## Exercise prompt
Which lines hold the word "ежемесячной"? Copy each of them from the material.

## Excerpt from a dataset
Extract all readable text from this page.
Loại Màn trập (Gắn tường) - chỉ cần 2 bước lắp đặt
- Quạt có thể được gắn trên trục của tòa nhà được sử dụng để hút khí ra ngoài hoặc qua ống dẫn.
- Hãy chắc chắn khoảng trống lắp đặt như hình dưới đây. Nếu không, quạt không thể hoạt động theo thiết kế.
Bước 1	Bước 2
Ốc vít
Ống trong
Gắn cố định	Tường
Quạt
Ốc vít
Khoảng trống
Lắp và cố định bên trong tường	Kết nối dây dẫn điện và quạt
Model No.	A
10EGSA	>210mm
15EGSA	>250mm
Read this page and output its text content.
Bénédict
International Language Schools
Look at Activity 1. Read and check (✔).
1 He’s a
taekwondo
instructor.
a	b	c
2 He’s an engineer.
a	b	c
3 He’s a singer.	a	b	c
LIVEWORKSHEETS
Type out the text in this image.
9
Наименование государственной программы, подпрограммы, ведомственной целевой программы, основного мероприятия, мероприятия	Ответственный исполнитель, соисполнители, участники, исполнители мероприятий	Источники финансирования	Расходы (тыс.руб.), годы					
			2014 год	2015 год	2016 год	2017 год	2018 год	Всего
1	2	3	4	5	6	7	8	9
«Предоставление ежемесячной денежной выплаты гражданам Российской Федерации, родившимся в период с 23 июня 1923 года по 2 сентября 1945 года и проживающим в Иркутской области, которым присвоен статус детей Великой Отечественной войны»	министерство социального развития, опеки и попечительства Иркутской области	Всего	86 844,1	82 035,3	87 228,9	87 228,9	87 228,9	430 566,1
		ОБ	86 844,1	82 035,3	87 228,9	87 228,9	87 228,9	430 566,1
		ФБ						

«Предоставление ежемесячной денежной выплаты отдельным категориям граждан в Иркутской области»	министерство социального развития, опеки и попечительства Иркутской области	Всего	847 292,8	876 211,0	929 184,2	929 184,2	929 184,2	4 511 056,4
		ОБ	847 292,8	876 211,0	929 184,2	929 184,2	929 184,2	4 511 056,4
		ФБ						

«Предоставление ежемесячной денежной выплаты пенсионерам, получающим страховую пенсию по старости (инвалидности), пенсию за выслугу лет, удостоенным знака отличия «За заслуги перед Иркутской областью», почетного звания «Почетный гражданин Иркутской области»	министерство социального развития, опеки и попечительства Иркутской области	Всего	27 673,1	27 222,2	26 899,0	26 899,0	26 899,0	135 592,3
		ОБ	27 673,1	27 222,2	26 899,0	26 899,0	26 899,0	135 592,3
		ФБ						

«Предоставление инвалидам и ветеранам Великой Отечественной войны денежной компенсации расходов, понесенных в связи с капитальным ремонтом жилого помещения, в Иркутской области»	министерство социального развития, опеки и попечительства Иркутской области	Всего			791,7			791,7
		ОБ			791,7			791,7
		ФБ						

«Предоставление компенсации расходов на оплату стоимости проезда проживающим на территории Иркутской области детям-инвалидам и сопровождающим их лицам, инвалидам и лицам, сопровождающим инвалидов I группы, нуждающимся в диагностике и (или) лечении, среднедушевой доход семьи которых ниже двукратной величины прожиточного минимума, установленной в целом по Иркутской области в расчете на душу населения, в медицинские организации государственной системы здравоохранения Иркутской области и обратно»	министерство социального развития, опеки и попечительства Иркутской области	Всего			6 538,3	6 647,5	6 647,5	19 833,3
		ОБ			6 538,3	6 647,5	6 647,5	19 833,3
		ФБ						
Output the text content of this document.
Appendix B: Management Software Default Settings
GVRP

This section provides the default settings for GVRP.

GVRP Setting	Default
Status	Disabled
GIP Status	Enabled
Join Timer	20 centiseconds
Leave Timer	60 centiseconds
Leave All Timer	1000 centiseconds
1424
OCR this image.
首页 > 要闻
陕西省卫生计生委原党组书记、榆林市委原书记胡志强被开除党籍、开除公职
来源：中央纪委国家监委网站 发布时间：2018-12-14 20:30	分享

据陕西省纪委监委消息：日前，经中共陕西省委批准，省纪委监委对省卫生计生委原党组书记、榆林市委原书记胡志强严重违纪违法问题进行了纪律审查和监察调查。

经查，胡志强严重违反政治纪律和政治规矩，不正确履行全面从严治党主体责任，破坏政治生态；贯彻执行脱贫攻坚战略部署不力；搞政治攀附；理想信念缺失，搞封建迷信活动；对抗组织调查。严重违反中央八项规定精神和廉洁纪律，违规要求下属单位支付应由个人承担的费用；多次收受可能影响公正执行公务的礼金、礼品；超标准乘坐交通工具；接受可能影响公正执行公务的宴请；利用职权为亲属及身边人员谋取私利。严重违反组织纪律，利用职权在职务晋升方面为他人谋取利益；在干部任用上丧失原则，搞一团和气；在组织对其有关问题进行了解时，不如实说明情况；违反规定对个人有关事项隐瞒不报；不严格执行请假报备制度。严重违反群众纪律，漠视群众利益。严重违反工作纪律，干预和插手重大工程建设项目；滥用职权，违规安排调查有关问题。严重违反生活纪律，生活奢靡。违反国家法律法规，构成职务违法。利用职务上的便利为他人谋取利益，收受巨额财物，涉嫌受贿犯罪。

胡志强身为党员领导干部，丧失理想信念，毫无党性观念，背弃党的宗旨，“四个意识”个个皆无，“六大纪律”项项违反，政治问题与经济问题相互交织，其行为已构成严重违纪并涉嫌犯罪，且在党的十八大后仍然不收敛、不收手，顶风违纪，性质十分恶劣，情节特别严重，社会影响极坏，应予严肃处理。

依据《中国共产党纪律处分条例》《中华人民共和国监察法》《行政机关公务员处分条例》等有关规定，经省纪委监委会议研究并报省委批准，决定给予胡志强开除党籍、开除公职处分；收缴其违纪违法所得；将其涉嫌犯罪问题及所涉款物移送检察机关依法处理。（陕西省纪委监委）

## Solution to the problem
«Предоставление ежемесячной денежной выплаты гражданам Российской Федерации, родившимся в период с 23 июня 1923 года по 2 сентября 1945 года и проживающим в Иркутской области, которым присвоен статус детей Великой Отечественной войны»	министерство социального развития, опеки и попечительства Иркутской области	Всего	86 844,1	82 035,3	87 228,9	87 228,9	87 228,9	430 566,1
«Предоставление ежемесячной денежной выплаты отдельным категориям граждан в Иркутской области»	министерство социального развития, опеки и попечительства Иркутской области	Всего	847 292,8	876 211,0	929 184,2	929 184,2	929 184,2	4 511 056,4
«Предоставление ежемесячной денежной выплаты пенсионерам, получающим страховую пенсию по старости (инвалидности), пенсию за выслугу лет, удостоенным знака отличия «За заслуги перед Иркутской областью», почетного звания «Почетный гражданин Иркутской области»	министерство социального развития, опеки и попечительства Иркутской области	Всего	27 673,1	27 222,2	26 899,0	26 899,0	26 899,0	135 592,3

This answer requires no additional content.